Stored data
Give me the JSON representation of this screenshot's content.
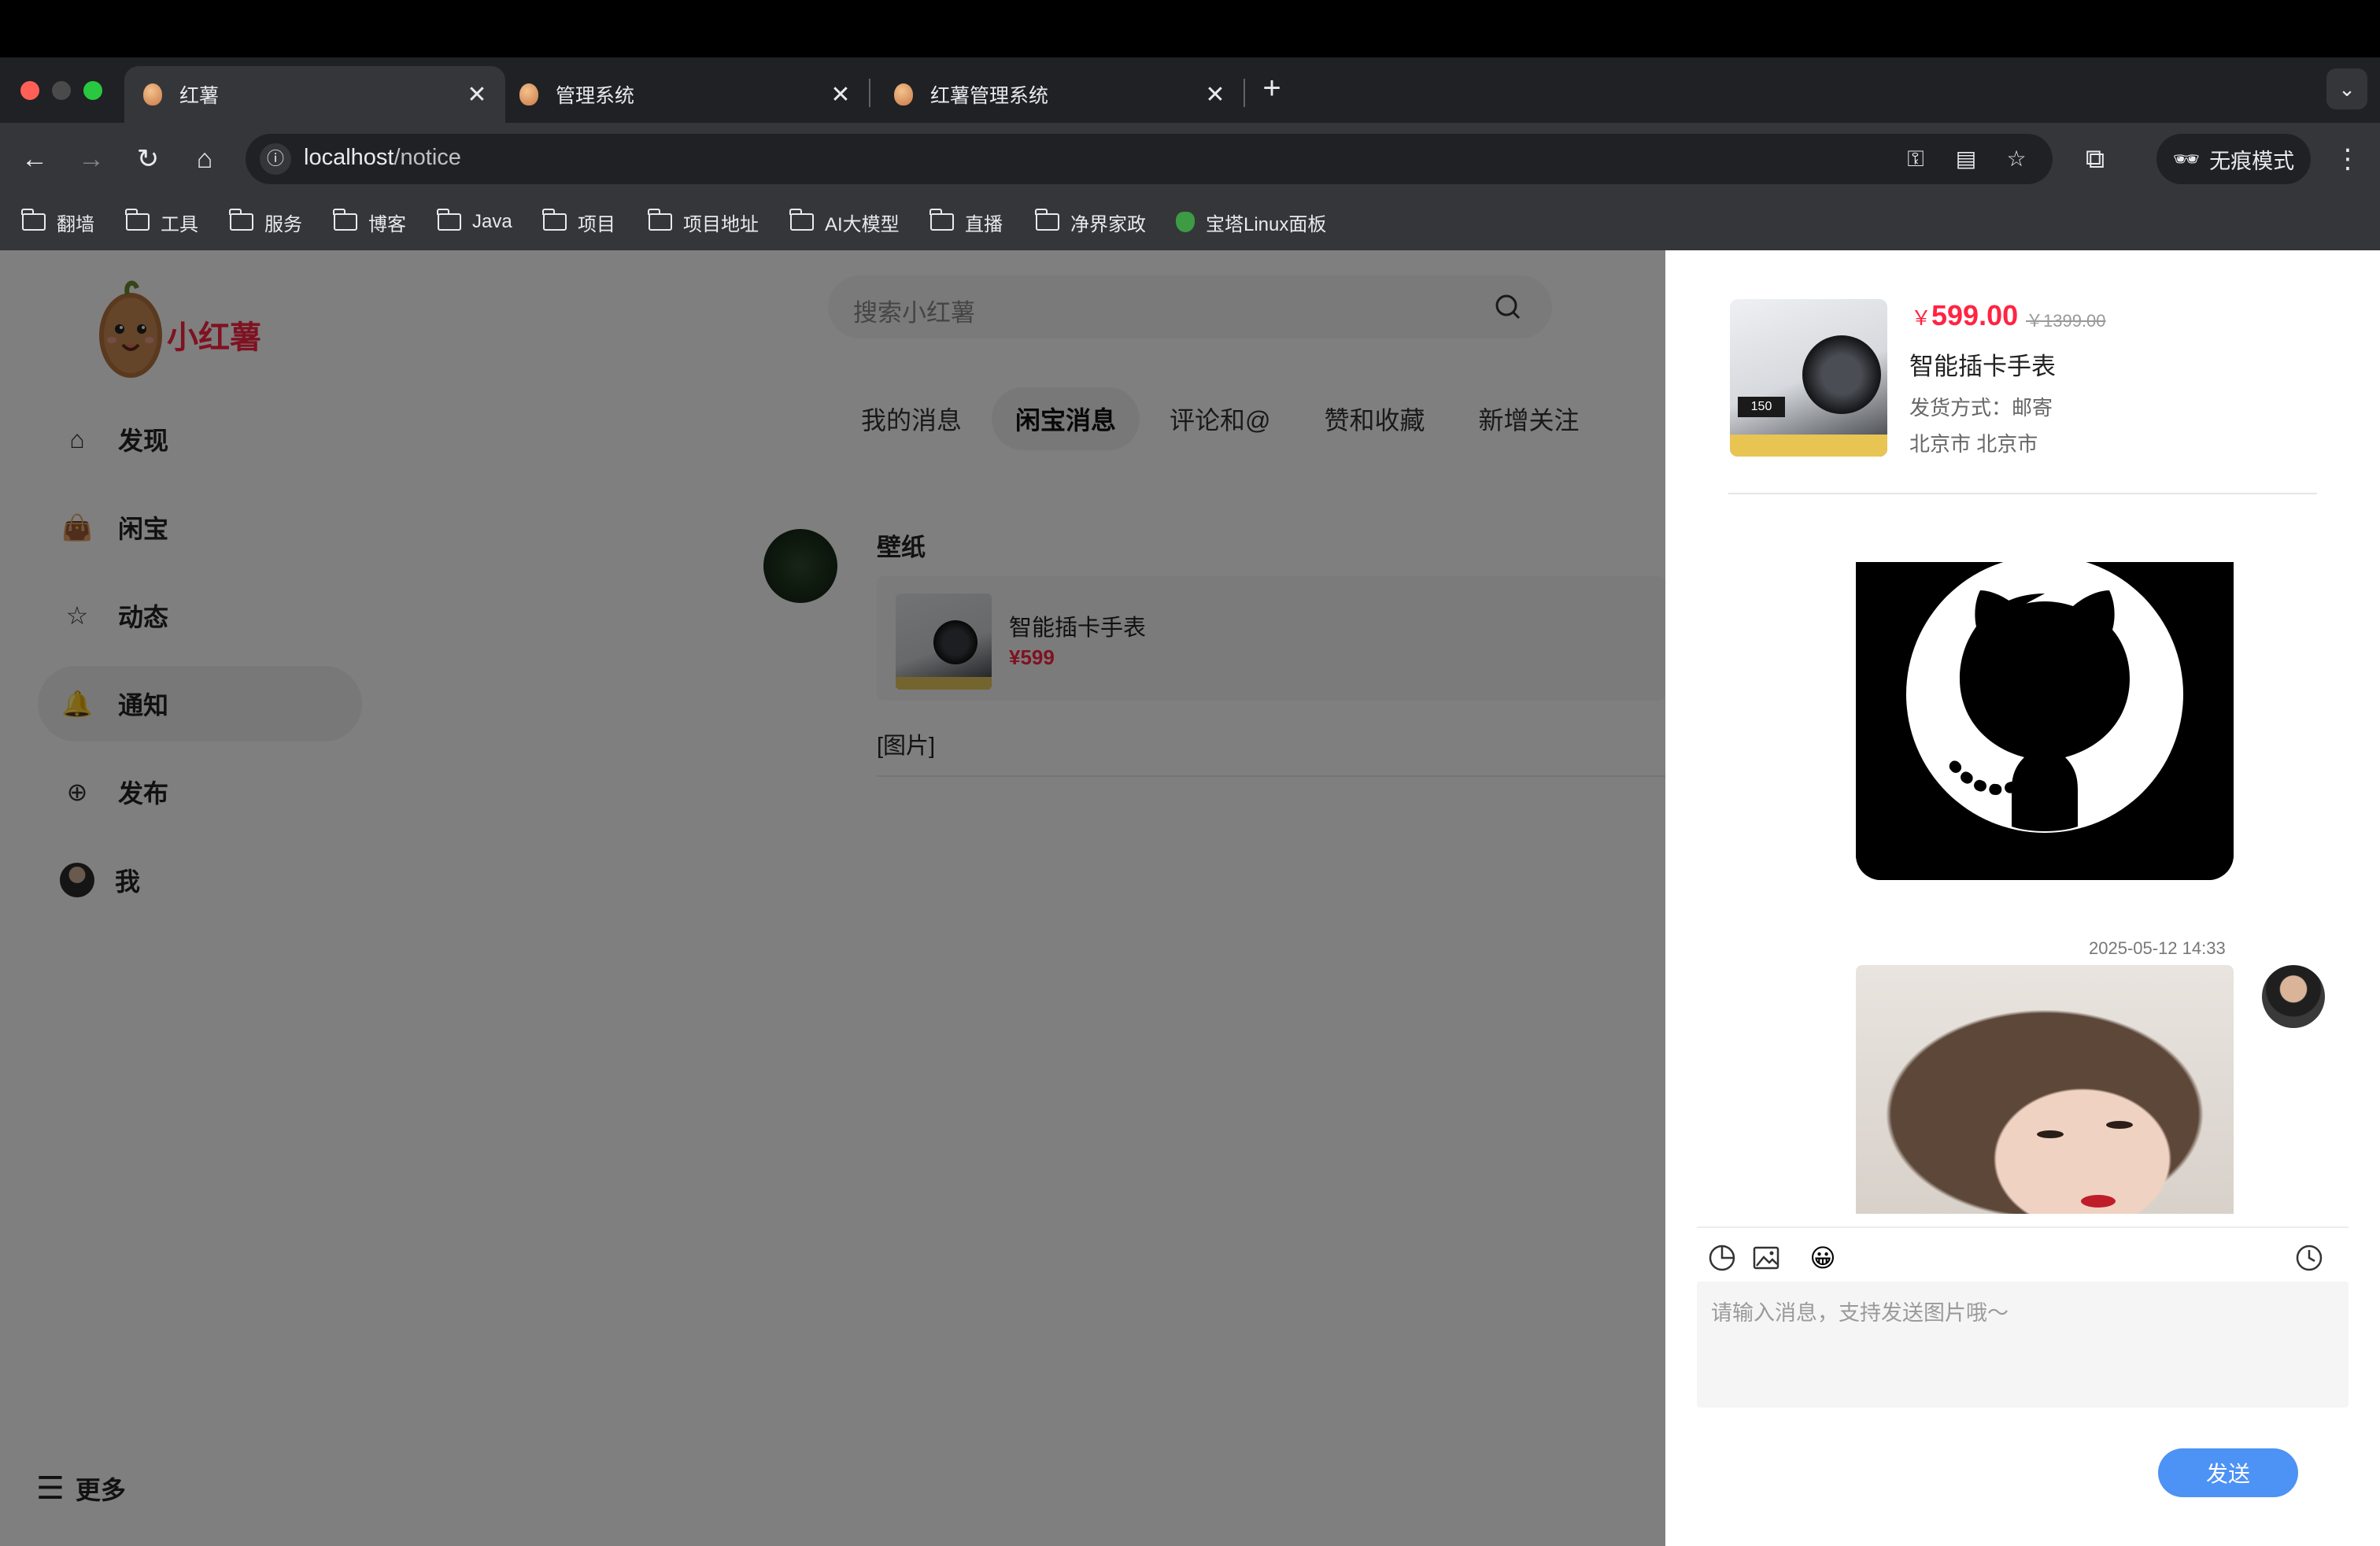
{
  "browser": {
    "tabs": [
      {
        "title": "红薯",
        "active": true
      },
      {
        "title": "管理系统",
        "active": false
      },
      {
        "title": "红薯管理系统",
        "active": false
      }
    ],
    "url_host": "localhost",
    "url_path": "/notice",
    "incognito_label": "无痕模式",
    "bookmarks": [
      "翻墙",
      "工具",
      "服务",
      "博客",
      "Java",
      "项目",
      "项目地址",
      "AI大模型",
      "直播",
      "净界家政",
      "宝塔Linux面板"
    ]
  },
  "app": {
    "logo_text": "小红薯",
    "brand_color": "#ff2442",
    "search_placeholder": "搜索小红薯",
    "nav": [
      {
        "label": "发现",
        "icon": "home-icon"
      },
      {
        "label": "闲宝",
        "icon": "bag-icon"
      },
      {
        "label": "动态",
        "icon": "star-icon"
      },
      {
        "label": "通知",
        "icon": "bell-icon",
        "active": true
      },
      {
        "label": "发布",
        "icon": "plus-circle-icon"
      },
      {
        "label": "我",
        "icon": "avatar"
      }
    ],
    "more_label": "更多"
  },
  "notice": {
    "tabs": [
      "我的消息",
      "闲宝消息",
      "评论和@",
      "赞和收藏",
      "新增关注"
    ],
    "active_tab": "闲宝消息",
    "item": {
      "user": "壁纸",
      "goods_name": "智能插卡手表",
      "goods_price": "¥599",
      "message": "[图片]"
    }
  },
  "chat": {
    "product": {
      "currency": "￥",
      "price": "599.00",
      "original_price": "￥1399.00",
      "title": "智能插卡手表",
      "shipping": "发货方式：邮寄",
      "location": "北京市 北京市",
      "thumb_badge": "150"
    },
    "timestamp": "2025-05-12 14:33",
    "input_placeholder": "请输入消息，支持发送图片哦～",
    "send_label": "发送",
    "send_color": "#4d92f5"
  }
}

YOUR TASK
Pictures in the data above should not be copied; transcribe everything else exactly.

WORKED ANSWER
Give me the JSON representation of this screenshot's content.
{
  "browser": {
    "tabs": [
      {
        "title": "红薯",
        "active": true
      },
      {
        "title": "管理系统",
        "active": false
      },
      {
        "title": "红薯管理系统",
        "active": false
      }
    ],
    "url_host": "localhost",
    "url_path": "/notice",
    "incognito_label": "无痕模式",
    "bookmarks": [
      "翻墙",
      "工具",
      "服务",
      "博客",
      "Java",
      "项目",
      "项目地址",
      "AI大模型",
      "直播",
      "净界家政",
      "宝塔Linux面板"
    ]
  },
  "app": {
    "logo_text": "小红薯",
    "brand_color": "#ff2442",
    "search_placeholder": "搜索小红薯",
    "nav": [
      {
        "label": "发现",
        "icon": "home-icon"
      },
      {
        "label": "闲宝",
        "icon": "bag-icon"
      },
      {
        "label": "动态",
        "icon": "star-icon"
      },
      {
        "label": "通知",
        "icon": "bell-icon",
        "active": true
      },
      {
        "label": "发布",
        "icon": "plus-circle-icon"
      },
      {
        "label": "我",
        "icon": "avatar"
      }
    ],
    "more_label": "更多"
  },
  "notice": {
    "tabs": [
      "我的消息",
      "闲宝消息",
      "评论和@",
      "赞和收藏",
      "新增关注"
    ],
    "active_tab": "闲宝消息",
    "item": {
      "user": "壁纸",
      "goods_name": "智能插卡手表",
      "goods_price": "¥599",
      "message": "[图片]"
    }
  },
  "chat": {
    "product": {
      "currency": "￥",
      "price": "599.00",
      "original_price": "￥1399.00",
      "title": "智能插卡手表",
      "shipping": "发货方式：邮寄",
      "location": "北京市 北京市",
      "thumb_badge": "150"
    },
    "timestamp": "2025-05-12 14:33",
    "input_placeholder": "请输入消息，支持发送图片哦～",
    "send_label": "发送",
    "send_color": "#4d92f5"
  }
}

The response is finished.